DATA TO PROCESS:

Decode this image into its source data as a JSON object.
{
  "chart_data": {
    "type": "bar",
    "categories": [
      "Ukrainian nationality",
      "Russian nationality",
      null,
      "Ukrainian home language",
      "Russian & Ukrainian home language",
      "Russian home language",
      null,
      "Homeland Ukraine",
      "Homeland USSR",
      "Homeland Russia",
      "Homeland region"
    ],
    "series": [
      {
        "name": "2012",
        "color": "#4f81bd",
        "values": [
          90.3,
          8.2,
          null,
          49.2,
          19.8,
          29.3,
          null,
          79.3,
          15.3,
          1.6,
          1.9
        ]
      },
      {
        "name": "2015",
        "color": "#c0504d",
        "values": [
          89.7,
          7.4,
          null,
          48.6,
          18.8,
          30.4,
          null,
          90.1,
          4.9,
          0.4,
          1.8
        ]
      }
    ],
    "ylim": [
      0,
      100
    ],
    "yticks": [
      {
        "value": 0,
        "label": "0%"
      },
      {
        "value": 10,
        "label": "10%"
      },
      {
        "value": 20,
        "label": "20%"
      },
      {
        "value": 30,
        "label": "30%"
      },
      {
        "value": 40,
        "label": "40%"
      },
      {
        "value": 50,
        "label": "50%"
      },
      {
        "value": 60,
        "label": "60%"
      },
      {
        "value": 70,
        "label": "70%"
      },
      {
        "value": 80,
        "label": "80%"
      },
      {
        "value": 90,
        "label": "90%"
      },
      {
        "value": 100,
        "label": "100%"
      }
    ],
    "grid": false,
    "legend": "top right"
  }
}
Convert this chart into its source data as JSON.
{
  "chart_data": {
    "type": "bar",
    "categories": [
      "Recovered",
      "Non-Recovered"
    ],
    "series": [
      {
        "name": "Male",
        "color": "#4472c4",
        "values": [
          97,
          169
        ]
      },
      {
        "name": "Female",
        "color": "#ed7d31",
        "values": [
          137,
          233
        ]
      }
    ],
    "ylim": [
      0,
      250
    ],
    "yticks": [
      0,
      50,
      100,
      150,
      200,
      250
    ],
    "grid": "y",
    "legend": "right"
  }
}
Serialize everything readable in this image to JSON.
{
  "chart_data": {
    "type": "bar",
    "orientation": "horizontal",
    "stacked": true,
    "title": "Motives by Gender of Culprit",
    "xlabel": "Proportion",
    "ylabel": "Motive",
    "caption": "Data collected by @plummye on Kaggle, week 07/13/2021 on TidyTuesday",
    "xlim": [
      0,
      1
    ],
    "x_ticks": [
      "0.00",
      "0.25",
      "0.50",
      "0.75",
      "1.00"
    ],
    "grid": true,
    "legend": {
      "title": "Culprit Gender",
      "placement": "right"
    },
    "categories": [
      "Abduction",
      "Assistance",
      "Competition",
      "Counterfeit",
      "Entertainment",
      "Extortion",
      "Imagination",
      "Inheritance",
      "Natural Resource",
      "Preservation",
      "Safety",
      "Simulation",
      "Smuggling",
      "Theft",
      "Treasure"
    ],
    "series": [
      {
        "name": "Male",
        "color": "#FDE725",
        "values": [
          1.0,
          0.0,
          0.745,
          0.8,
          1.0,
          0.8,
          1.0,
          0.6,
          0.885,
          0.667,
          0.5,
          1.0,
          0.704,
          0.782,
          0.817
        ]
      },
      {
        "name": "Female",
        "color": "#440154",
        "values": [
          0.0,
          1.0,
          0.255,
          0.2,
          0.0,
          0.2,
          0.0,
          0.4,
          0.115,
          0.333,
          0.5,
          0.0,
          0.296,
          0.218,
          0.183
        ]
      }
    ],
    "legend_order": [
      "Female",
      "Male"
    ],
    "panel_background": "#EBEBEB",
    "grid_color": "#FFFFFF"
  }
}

SHORT EXERCISE: Report how many lines in the listing above include the word "Homeland". Give nothing but the number.

ANSWER TO THIS TASK: 4